Show only lines that include "Espesor".

== RECORDS FOR THE TASK

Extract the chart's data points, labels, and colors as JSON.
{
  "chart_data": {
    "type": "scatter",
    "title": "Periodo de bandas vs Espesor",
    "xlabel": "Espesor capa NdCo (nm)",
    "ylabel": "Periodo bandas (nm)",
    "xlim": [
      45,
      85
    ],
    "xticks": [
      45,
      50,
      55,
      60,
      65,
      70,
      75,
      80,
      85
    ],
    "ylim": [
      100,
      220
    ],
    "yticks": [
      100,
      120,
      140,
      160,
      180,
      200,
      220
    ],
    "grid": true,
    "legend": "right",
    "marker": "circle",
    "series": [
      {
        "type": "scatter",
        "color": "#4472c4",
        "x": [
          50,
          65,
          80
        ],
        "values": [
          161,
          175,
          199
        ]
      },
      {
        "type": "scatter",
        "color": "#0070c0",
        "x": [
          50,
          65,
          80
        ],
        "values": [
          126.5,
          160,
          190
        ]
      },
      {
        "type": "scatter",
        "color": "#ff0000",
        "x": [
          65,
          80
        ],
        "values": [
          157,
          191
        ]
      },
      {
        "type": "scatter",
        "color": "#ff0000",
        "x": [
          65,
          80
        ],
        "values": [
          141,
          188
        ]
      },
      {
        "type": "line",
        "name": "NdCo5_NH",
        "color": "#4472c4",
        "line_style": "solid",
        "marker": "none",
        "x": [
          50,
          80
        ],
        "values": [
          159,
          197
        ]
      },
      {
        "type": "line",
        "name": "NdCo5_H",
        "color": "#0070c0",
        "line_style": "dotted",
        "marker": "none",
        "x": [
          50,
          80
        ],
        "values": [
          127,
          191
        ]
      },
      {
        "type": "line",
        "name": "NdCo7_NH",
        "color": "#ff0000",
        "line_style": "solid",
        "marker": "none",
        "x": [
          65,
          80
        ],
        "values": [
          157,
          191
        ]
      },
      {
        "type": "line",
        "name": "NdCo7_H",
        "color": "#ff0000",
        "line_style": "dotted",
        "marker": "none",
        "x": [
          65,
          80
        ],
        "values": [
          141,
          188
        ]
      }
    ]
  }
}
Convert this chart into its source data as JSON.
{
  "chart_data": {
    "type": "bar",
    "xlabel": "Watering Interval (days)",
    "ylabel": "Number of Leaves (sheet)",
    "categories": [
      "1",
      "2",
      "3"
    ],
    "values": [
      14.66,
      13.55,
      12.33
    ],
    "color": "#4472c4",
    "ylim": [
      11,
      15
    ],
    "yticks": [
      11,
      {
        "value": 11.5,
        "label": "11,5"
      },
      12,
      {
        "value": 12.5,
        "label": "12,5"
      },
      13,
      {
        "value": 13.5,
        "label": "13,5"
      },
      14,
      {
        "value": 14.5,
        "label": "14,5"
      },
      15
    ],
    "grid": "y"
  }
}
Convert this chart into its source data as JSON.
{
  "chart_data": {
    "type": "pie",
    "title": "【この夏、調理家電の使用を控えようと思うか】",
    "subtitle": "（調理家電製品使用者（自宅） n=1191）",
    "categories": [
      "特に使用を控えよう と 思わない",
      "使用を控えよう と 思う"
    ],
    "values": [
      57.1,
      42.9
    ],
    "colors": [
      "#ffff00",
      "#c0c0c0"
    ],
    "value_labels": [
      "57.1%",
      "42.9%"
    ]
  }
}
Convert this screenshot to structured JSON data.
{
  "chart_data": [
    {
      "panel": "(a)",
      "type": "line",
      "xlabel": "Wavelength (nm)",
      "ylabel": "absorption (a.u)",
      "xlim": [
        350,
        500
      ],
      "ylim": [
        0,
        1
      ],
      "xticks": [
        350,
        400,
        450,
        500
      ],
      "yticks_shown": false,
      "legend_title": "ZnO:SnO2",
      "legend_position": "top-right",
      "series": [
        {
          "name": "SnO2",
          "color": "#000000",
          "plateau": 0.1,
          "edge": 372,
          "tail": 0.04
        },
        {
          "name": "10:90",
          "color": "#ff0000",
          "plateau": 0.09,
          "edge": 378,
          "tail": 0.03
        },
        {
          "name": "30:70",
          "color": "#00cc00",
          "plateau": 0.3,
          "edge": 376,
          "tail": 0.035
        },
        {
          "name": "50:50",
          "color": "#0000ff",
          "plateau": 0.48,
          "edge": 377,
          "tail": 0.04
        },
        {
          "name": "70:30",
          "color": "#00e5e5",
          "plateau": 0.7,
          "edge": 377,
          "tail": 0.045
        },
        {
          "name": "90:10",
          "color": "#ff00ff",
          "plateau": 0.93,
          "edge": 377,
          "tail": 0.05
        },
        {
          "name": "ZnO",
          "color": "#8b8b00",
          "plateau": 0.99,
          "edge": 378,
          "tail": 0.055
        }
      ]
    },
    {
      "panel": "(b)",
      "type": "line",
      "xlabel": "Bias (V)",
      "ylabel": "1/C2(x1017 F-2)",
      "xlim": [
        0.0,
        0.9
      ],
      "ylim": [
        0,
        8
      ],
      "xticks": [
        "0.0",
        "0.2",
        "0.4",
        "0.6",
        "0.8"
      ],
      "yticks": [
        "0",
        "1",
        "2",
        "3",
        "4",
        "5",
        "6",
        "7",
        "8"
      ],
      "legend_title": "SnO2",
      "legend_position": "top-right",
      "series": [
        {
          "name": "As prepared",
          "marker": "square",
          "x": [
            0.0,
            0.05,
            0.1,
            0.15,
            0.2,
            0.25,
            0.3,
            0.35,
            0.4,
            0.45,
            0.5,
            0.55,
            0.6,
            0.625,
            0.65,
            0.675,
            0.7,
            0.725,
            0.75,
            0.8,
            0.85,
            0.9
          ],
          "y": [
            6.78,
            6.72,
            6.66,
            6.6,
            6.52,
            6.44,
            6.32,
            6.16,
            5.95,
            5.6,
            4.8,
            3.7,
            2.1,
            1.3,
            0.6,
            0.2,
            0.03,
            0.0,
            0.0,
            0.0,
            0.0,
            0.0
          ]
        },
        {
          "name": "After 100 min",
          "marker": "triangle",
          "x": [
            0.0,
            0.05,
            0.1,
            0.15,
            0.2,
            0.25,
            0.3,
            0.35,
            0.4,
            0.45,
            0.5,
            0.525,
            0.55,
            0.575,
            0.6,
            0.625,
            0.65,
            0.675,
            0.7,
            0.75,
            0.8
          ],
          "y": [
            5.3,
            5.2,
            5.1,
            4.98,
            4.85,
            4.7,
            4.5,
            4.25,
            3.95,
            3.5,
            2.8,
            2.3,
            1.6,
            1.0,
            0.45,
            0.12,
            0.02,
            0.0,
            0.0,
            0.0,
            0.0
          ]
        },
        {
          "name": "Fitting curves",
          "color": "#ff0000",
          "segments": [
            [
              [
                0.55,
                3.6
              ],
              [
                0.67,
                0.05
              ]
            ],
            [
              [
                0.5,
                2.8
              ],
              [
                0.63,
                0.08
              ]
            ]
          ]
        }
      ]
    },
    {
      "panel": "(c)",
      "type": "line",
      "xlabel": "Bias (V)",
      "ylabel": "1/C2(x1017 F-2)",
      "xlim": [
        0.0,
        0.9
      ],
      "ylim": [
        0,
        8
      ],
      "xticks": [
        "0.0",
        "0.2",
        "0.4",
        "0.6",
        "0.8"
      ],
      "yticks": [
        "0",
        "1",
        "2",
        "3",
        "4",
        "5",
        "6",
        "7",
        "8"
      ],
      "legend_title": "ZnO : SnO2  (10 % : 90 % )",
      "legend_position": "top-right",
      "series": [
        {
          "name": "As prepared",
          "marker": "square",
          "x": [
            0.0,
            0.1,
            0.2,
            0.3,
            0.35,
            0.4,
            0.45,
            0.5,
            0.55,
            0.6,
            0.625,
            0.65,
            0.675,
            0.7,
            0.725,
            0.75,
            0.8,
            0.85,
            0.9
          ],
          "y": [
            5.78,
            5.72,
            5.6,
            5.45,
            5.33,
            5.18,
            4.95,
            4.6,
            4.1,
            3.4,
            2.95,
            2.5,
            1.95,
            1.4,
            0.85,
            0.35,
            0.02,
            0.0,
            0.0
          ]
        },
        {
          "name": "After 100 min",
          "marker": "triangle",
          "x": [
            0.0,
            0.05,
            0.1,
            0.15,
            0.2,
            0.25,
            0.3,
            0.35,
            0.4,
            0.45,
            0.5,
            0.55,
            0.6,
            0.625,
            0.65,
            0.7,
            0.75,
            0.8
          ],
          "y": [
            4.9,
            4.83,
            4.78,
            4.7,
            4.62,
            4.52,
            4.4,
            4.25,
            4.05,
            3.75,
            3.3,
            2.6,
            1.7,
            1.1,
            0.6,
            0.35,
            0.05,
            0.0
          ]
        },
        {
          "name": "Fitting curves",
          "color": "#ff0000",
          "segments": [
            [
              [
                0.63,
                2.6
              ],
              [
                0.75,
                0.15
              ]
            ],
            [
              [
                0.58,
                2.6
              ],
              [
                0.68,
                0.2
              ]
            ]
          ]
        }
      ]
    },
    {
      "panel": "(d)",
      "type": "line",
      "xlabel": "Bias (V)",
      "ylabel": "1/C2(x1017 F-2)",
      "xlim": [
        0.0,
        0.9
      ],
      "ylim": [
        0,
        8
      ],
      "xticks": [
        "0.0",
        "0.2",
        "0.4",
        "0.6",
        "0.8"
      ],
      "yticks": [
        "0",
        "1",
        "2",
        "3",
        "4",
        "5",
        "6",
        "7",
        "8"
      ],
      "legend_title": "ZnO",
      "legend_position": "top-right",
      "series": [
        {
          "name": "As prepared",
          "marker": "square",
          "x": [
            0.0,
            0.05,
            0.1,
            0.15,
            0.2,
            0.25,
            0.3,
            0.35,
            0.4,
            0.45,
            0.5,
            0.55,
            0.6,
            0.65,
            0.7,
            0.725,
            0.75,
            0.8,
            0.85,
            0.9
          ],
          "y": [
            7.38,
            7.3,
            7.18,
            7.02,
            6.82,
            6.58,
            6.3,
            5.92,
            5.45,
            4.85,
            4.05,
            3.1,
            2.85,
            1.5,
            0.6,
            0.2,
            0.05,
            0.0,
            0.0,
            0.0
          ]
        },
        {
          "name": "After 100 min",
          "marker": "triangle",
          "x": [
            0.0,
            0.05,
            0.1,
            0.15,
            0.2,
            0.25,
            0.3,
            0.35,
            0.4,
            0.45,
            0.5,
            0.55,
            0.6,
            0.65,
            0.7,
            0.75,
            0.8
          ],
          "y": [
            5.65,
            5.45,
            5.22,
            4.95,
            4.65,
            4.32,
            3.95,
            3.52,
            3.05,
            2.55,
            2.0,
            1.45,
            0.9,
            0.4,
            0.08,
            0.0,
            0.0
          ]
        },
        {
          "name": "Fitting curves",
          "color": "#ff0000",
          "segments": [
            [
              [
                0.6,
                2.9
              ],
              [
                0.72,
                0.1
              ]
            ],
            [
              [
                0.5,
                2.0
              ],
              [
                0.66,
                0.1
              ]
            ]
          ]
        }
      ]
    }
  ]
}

====

ANSWER TO THIS TASK>
    "title": "Periodo de bandas vs Espesor",
    "xlabel": "Espesor capa NdCo (nm)",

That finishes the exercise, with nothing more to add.